STUDY TEXT ::
= Beginning of Section =
The Pension Source Law also allows retirement income to be excluded from income of a nonresident partner if the retirement payments are received after termination of employment and under a plan, program, or arrangement (to which such employment relates) maintained solely for the purpose of providing retirement benefits for employees in excess of the limitations imposed by one or more of IRC §§ 401(a)(17), 401(k), 401(m), 402(g), 403(b), 408(k), or 415 or any other limitation on contributions or benefits in the IRC on plans to which any of such sections apply. See 4 USC § 114(b)(1)(ii). In this matter, there are no facts that indicate within the Agreement or otherwise that the Agreement was maintained solely to provide supplemental retirement benefits to equity partners in excess of the limitations of the Firm’s 401(k) plan. See TSB-A-16(1)I & TSB-A-01(2)I. Therefore, the exclusion in 4 USC § 114(b)(1)(ii) is not applicable.

Tax Law § 632(a) provides that New York source income of a nonresident partner includes the portion derived from or connected with NY sources of a partner’s distributive share of items of partnership income, gain, loss and deduction entering into federal adjusted gross income. 20 NYCRR 132.4 provides that where an individual formerly employed in New York State is retired from service and receives a pension or other retirement benefit attributable to former services, the pension or retirement benefit is not taxable for NYS personal income tax purposes if the individual receiving it is a nonresident and if it is an annuity.
= End of Section =
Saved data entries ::
= Beginning of Section =
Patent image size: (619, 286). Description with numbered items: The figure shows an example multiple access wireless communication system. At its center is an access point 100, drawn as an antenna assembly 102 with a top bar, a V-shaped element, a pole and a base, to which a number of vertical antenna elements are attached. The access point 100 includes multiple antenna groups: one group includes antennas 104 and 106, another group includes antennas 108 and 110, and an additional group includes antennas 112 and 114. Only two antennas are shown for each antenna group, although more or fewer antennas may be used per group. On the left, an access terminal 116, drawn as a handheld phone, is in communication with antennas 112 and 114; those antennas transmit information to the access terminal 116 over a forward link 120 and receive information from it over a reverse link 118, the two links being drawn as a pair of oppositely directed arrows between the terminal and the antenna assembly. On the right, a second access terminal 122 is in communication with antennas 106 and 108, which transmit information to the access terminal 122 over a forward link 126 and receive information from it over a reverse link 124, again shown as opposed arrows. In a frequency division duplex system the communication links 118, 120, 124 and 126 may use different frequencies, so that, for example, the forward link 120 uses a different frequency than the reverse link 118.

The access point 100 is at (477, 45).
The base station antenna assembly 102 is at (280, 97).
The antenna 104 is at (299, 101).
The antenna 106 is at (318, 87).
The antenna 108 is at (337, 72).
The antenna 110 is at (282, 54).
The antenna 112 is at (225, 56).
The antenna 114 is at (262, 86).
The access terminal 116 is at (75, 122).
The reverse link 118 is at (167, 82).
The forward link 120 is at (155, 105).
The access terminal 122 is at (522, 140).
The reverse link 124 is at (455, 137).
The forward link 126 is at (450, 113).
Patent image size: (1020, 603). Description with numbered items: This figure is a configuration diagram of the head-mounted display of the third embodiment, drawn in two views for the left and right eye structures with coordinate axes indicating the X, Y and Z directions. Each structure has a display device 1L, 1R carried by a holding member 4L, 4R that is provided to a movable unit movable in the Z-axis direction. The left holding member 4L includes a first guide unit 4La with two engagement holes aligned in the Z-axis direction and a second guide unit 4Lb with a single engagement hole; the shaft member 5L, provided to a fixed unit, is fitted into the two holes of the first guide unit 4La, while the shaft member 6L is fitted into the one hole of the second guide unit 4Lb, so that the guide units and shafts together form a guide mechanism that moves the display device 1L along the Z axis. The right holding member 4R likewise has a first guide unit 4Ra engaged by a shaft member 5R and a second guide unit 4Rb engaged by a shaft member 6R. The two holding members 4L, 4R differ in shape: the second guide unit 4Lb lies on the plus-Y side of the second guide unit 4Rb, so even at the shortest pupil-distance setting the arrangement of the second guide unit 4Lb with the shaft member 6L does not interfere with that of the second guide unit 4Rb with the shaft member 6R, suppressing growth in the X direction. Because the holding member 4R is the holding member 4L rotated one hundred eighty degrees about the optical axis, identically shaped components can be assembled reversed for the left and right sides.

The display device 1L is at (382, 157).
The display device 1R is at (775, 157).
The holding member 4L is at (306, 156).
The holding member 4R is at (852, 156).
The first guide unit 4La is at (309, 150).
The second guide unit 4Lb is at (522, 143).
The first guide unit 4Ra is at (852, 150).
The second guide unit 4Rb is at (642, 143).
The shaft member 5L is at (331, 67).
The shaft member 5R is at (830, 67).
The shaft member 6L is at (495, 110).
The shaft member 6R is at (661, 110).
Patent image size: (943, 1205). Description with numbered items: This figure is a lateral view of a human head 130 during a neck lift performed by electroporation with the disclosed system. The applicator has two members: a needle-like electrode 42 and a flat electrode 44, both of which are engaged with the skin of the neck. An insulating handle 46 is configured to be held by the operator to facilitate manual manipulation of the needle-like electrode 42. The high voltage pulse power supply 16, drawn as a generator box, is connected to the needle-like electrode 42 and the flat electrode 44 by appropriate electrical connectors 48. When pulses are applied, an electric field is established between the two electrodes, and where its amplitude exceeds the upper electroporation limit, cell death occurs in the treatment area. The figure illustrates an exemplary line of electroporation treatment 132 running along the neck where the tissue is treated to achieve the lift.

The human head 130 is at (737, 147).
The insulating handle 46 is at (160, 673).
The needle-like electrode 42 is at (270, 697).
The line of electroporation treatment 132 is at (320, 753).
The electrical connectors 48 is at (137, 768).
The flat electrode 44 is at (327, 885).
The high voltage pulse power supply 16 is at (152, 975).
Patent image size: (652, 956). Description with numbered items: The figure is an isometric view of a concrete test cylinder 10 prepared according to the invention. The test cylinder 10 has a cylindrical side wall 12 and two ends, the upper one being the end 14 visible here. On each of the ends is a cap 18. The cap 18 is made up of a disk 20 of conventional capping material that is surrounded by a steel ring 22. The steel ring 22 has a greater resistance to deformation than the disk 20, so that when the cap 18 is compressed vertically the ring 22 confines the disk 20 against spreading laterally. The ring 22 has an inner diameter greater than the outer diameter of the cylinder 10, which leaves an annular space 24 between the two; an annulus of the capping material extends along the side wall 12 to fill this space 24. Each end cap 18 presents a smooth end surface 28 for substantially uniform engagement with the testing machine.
= End of Section =
EXERCISE INSTRUCTIONS ::
[A] Put this sentence from the retirement income passage into Spanish: "Therefore, the exclusion in 4 USC § 114(b)(1)(ii) is not applicable."
[B] Quote the retirement income passage word for word, starting at "Tax Law § 632(a)" and stopping after "is an annuity.".
This data has no connection to the retirement income passage.

REPLIES ::
[A] Por lo tanto, la exclusión del 4 USC § 114(b)(1)(ii) no es aplicable.

[B]
Tax Law § 632(a) provides that New York source income of a nonresident partner includes the portion derived from or connected with NY sources of a partner’s distributive share of items of partnership income, gain, loss and deduction entering into federal adjusted gross income. 20 NYCRR 132.4 provides that where an individual formerly employed in New York State is retired from service and receives a pension or other retirement benefit attributable to former services, the pension or retirement benefit is not taxable for NYS personal income tax purposes if the individual receiving it is a nonresident and if it is an annuity.